*Your goal*. Every record must be repeated exactly, with no omission.

Dataset rows
+-------+

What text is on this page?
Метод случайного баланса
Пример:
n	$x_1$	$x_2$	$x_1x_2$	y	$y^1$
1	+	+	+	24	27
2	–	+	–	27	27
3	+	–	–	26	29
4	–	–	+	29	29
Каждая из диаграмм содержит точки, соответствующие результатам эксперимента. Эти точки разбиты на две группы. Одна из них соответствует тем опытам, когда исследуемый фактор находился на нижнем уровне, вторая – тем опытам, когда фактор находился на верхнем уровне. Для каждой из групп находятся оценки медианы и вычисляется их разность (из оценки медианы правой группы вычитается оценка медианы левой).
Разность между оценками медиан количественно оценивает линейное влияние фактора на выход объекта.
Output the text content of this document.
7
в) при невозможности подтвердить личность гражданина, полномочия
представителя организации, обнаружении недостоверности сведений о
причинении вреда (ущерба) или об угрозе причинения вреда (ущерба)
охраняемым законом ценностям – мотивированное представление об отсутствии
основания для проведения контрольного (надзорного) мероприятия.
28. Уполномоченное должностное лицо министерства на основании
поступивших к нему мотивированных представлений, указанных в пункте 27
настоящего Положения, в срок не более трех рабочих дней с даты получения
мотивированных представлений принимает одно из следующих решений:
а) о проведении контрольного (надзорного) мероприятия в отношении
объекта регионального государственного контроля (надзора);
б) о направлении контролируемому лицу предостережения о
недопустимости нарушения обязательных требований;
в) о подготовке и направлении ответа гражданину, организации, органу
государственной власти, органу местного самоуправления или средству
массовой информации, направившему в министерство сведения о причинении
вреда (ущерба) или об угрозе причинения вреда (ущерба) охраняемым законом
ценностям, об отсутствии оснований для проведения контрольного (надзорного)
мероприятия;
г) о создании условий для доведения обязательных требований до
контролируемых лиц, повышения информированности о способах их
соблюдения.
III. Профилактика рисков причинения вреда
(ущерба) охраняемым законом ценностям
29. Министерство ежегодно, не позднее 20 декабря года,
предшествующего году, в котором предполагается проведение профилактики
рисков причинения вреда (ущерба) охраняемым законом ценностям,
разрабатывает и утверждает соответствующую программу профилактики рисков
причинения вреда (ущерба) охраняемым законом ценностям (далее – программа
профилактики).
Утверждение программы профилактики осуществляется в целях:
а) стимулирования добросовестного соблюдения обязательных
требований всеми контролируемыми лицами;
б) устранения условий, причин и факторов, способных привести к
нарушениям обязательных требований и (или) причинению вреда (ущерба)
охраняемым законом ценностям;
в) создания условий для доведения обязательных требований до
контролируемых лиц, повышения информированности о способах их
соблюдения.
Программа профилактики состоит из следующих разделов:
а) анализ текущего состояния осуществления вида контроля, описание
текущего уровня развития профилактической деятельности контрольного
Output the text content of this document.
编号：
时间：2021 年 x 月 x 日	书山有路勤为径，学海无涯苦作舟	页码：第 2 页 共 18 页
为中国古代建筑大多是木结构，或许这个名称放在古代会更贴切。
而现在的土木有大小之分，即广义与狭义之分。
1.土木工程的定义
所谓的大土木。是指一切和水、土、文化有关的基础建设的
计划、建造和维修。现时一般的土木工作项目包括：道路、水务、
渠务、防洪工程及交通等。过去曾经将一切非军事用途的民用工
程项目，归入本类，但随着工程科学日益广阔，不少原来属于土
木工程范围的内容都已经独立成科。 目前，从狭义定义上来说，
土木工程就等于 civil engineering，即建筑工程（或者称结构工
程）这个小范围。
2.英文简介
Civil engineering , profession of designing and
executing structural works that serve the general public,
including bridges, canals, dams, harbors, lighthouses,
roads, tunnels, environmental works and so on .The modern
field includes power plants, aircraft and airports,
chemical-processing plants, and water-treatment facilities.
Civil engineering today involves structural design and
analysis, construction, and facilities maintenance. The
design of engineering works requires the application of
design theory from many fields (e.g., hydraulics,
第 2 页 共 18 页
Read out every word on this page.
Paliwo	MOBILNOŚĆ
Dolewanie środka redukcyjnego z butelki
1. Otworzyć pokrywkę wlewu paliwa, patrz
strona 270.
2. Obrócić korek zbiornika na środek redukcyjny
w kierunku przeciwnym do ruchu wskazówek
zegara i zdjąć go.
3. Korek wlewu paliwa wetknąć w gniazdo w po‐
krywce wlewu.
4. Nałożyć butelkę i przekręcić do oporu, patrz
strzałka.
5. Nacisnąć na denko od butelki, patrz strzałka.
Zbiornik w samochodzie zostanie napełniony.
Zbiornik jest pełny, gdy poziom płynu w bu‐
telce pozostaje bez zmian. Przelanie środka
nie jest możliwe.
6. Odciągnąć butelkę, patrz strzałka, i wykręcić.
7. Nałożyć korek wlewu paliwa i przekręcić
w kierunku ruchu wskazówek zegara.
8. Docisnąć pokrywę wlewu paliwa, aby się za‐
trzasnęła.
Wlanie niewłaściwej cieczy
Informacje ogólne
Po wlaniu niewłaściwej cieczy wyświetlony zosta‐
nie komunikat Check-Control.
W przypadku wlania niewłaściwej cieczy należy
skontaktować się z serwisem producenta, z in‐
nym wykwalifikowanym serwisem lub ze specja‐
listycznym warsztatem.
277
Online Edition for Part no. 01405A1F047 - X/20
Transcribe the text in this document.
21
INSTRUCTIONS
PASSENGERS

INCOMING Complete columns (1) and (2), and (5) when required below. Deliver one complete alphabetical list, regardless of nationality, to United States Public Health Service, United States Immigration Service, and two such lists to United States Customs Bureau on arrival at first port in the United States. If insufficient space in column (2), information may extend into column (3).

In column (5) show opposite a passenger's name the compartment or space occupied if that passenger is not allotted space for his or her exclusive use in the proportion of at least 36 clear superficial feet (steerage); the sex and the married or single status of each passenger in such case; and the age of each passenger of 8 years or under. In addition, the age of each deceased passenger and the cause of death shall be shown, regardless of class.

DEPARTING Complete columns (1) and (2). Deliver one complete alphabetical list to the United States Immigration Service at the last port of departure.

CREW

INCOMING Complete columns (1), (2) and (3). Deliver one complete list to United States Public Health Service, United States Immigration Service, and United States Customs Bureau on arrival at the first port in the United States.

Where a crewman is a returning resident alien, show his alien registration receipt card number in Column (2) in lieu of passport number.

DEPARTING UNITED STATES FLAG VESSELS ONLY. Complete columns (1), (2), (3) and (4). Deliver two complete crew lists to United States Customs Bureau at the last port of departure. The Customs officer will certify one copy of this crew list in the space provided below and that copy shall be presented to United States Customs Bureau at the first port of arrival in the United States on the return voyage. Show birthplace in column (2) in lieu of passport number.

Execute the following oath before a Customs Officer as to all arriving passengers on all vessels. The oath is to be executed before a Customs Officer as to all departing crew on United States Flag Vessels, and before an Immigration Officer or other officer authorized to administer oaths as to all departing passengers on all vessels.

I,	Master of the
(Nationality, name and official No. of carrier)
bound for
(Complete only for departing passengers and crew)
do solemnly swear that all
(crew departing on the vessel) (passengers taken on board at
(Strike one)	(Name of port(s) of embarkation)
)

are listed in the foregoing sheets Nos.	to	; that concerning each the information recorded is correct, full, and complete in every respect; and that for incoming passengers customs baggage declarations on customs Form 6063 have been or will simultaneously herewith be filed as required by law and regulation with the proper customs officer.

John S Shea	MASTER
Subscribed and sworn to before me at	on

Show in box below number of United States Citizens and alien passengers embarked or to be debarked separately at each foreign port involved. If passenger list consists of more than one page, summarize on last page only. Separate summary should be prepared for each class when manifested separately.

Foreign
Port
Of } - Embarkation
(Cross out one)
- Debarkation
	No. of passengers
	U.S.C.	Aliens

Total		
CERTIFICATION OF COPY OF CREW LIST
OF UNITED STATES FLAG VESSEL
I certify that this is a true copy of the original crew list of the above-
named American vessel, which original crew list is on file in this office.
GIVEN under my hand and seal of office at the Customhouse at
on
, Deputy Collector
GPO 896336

+-------+

*Exercise response*.
What text is on this page?
Метод случайного баланса
Пример:
n	$x_1$	$x_2$	$x_1x_2$	y	$y^1$
1	+	+	+	24	27
2	–	+	–	27	27
3	+	–	–	26	29
4	–	–	+	29	29
Каждая из диаграмм содержит точки, соответствующие результатам эксперимента. Эти точки разбиты на две группы. Одна из них соответствует тем опытам, когда исследуемый фактор находился на нижнем уровне, вторая – тем опытам, когда фактор находился на верхнем уровне. Для каждой из групп находятся оценки медианы и вычисляется их разность (из оценки медианы правой группы вычитается оценка медианы левой).
Разность между оценками медиан количественно оценивает линейное влияние фактора на выход объекта.
Output the text content of this document.
7
в) при невозможности подтвердить личность гражданина, полномочия
представителя организации, обнаружении недостоверности сведений о
причинении вреда (ущерба) или об угрозе причинения вреда (ущерба)
охраняемым законом ценностям – мотивированное представление об отсутствии
основания для проведения контрольного (надзорного) мероприятия.
28. Уполномоченное должностное лицо министерства на основании
поступивших к нему мотивированных представлений, указанных в пункте 27
настоящего Положения, в срок не более трех рабочих дней с даты получения
мотивированных представлений принимает одно из следующих решений:
а) о проведении контрольного (надзорного) мероприятия в отношении
объекта регионального государственного контроля (надзора);
б) о направлении контролируемому лицу предостережения о
недопустимости нарушения обязательных требований;
в) о подготовке и направлении ответа гражданину, организации, органу
государственной власти, органу местного самоуправления или средству
массовой информации, направившему в министерство сведения о причинении
вреда (ущерба) или об угрозе причинения вреда (ущерба) охраняемым законом
ценностям, об отсутствии оснований для проведения контрольного (надзорного)
мероприятия;
г) о создании условий для доведения обязательных требований до
контролируемых лиц, повышения информированности о способах их
соблюдения.
III. Профилактика рисков причинения вреда
(ущерба) охраняемым законом ценностям
29. Министерство ежегодно, не позднее 20 декабря года,
предшествующего году, в котором предполагается проведение профилактики
рисков причинения вреда (ущерба) охраняемым законом ценностям,
разрабатывает и утверждает соответствующую программу профилактики рисков
причинения вреда (ущерба) охраняемым законом ценностям (далее – программа
профилактики).
Утверждение программы профилактики осуществляется в целях:
а) стимулирования добросовестного соблюдения обязательных
требований всеми контролируемыми лицами;
б) устранения условий, причин и факторов, способных привести к
нарушениям обязательных требований и (или) причинению вреда (ущерба)
охраняемым законом ценностям;
в) создания условий для доведения обязательных требований до
контролируемых лиц, повышения информированности о способах их
соблюдения.
Программа профилактики состоит из следующих разделов:
а) анализ текущего состояния осуществления вида контроля, описание
текущего уровня развития профилактической деятельности контрольного
Output the text content of this document.
编号：
时间：2021 年 x 月 x 日	书山有路勤为径，学海无涯苦作舟	页码：第 2 页 共 18 页
为中国古代建筑大多是木结构，或许这个名称放在古代会更贴切。
而现在的土木有大小之分，即广义与狭义之分。
1.土木工程的定义
所谓的大土木。是指一切和水、土、文化有关的基础建设的
计划、建造和维修。现时一般的土木工作项目包括：道路、水务、
渠务、防洪工程及交通等。过去曾经将一切非军事用途的民用工
程项目，归入本类，但随着工程科学日益广阔，不少原来属于土
木工程范围的内容都已经独立成科。 目前，从狭义定义上来说，
土木工程就等于 civil engineering，即建筑工程（或者称结构工
程）这个小范围。
2.英文简介
Civil engineering , profession of designing and
executing structural works that serve the general public,
including bridges, canals, dams, harbors, lighthouses,
roads, tunnels, environmental works and so on .The modern
field includes power plants, aircraft and airports,
chemical-processing plants, and water-treatment facilities.
Civil engineering today involves structural design and
analysis, construction, and facilities maintenance. The
design of engineering works requires the application of
design theory from many fields (e.g., hydraulics,
第 2 页 共 18 页
Read out every word on this page.
Paliwo	MOBILNOŚĆ
Dolewanie środka redukcyjnego z butelki
1. Otworzyć pokrywkę wlewu paliwa, patrz
strona 270.
2. Obrócić korek zbiornika na środek redukcyjny
w kierunku przeciwnym do ruchu wskazówek
zegara i zdjąć go.
3. Korek wlewu paliwa wetknąć w gniazdo w po‐
krywce wlewu.
4. Nałożyć butelkę i przekręcić do oporu, patrz
strzałka.
5. Nacisnąć na denko od butelki, patrz strzałka.
Zbiornik w samochodzie zostanie napełniony.
Zbiornik jest pełny, gdy poziom płynu w bu‐
telce pozostaje bez zmian. Przelanie środka
nie jest możliwe.
6. Odciągnąć butelkę, patrz strzałka, i wykręcić.
7. Nałożyć korek wlewu paliwa i przekręcić
w kierunku ruchu wskazówek zegara.
8. Docisnąć pokrywę wlewu paliwa, aby się za‐
trzasnęła.
Wlanie niewłaściwej cieczy
Informacje ogólne
Po wlaniu niewłaściwej cieczy wyświetlony zosta‐
nie komunikat Check-Control.
W przypadku wlania niewłaściwej cieczy należy
skontaktować się z serwisem producenta, z in‐
nym wykwalifikowanym serwisem lub ze specja‐
listycznym warsztatem.
277
Online Edition for Part no. 01405A1F047 - X/20
Transcribe the text in this document.
21
INSTRUCTIONS
PASSENGERS

INCOMING Complete columns (1) and (2), and (5) when required below. Deliver one complete alphabetical list, regardless of nationality, to United States Public Health Service, United States Immigration Service, and two such lists to United States Customs Bureau on arrival at first port in the United States. If insufficient space in column (2), information may extend into column (3).

In column (5) show opposite a passenger's name the compartment or space occupied if that passenger is not allotted space for his or her exclusive use in the proportion of at least 36 clear superficial feet (steerage); the sex and the married or single status of each passenger in such case; and the age of each passenger of 8 years or under. In addition, the age of each deceased passenger and the cause of death shall be shown, regardless of class.

DEPARTING Complete columns (1) and (2). Deliver one complete alphabetical list to the United States Immigration Service at the last port of departure.

CREW

INCOMING Complete columns (1), (2) and (3). Deliver one complete list to United States Public Health Service, United States Immigration Service, and United States Customs Bureau on arrival at the first port in the United States.

Where a crewman is a returning resident alien, show his alien registration receipt card number in Column (2) in lieu of passport number.

DEPARTING UNITED STATES FLAG VESSELS ONLY. Complete columns (1), (2), (3) and (4). Deliver two complete crew lists to United States Customs Bureau at the last port of departure. The Customs officer will certify one copy of this crew list in the space provided below and that copy shall be presented to United States Customs Bureau at the first port of arrival in the United States on the return voyage. Show birthplace in column (2) in lieu of passport number.

Execute the following oath before a Customs Officer as to all arriving passengers on all vessels. The oath is to be executed before a Customs Officer as to all departing crew on United States Flag Vessels, and before an Immigration Officer or other officer authorized to administer oaths as to all departing passengers on all vessels.

I,	Master of the
(Nationality, name and official No. of carrier)
bound for
(Complete only for departing passengers and crew)
do solemnly swear that all
(crew departing on the vessel) (passengers taken on board at
(Strike one)	(Name of port(s) of embarkation)
)

are listed in the foregoing sheets Nos.	to	; that concerning each the information recorded is correct, full, and complete in every respect; and that for incoming passengers customs baggage declarations on customs Form 6063 have been or will simultaneously herewith be filed as required by law and regulation with the proper customs officer.

John S Shea	MASTER
Subscribed and sworn to before me at	on

Show in box below number of United States Citizens and alien passengers embarked or to be debarked separately at each foreign port involved. If passenger list consists of more than one page, summarize on last page only. Separate summary should be prepared for each class when manifested separately.

Foreign
Port
Of } - Embarkation
(Cross out one)
- Debarkation
	No. of passengers
	U.S.C.	Aliens

Total		
CERTIFICATION OF COPY OF CREW LIST
OF UNITED STATES FLAG VESSEL
I certify that this is a true copy of the original crew list of the above-
named American vessel, which original crew list is on file in this office.
GIVEN under my hand and seal of office at the Customhouse at
on
, Deputy Collector
GPO 896336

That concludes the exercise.